> **EXERCISE PROMPT**
Check every line of the entries below for the word "Period", and copy the ones that have it.
━━━━━ SUPPLIED DATA
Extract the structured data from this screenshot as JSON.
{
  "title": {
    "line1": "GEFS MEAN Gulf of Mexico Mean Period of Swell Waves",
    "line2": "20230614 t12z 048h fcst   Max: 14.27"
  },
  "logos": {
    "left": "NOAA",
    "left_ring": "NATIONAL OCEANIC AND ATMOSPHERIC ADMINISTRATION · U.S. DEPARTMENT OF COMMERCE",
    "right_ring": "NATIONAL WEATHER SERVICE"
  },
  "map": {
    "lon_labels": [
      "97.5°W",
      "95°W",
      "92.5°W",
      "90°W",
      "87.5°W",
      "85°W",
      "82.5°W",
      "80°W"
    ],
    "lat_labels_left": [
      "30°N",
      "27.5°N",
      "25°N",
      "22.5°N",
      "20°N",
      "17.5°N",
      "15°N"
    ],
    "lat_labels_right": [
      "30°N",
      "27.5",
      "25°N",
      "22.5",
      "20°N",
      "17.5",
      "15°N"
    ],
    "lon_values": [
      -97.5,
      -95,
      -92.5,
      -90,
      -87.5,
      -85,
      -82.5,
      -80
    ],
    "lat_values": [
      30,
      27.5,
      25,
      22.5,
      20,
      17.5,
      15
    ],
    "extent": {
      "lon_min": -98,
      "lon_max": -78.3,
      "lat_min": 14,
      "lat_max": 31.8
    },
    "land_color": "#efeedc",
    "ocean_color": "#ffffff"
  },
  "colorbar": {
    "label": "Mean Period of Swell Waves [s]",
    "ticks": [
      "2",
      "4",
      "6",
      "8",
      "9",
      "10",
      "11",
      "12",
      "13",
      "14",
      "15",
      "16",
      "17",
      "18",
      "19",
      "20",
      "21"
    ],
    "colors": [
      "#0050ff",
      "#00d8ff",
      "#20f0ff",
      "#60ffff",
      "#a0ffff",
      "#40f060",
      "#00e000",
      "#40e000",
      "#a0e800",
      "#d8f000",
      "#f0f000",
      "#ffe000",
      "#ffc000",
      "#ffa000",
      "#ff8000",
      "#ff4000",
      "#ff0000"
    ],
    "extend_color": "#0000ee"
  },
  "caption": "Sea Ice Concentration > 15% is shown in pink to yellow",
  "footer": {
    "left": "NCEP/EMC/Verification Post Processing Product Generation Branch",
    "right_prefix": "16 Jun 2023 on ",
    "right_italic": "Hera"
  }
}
━━━━━━━━━━
> **TASK OUTPUT**
    "line1": "GEFS MEAN Gulf of Mexico Mean Period of Swell Waves",
    "label": "Mean Period of Swell Waves [s]",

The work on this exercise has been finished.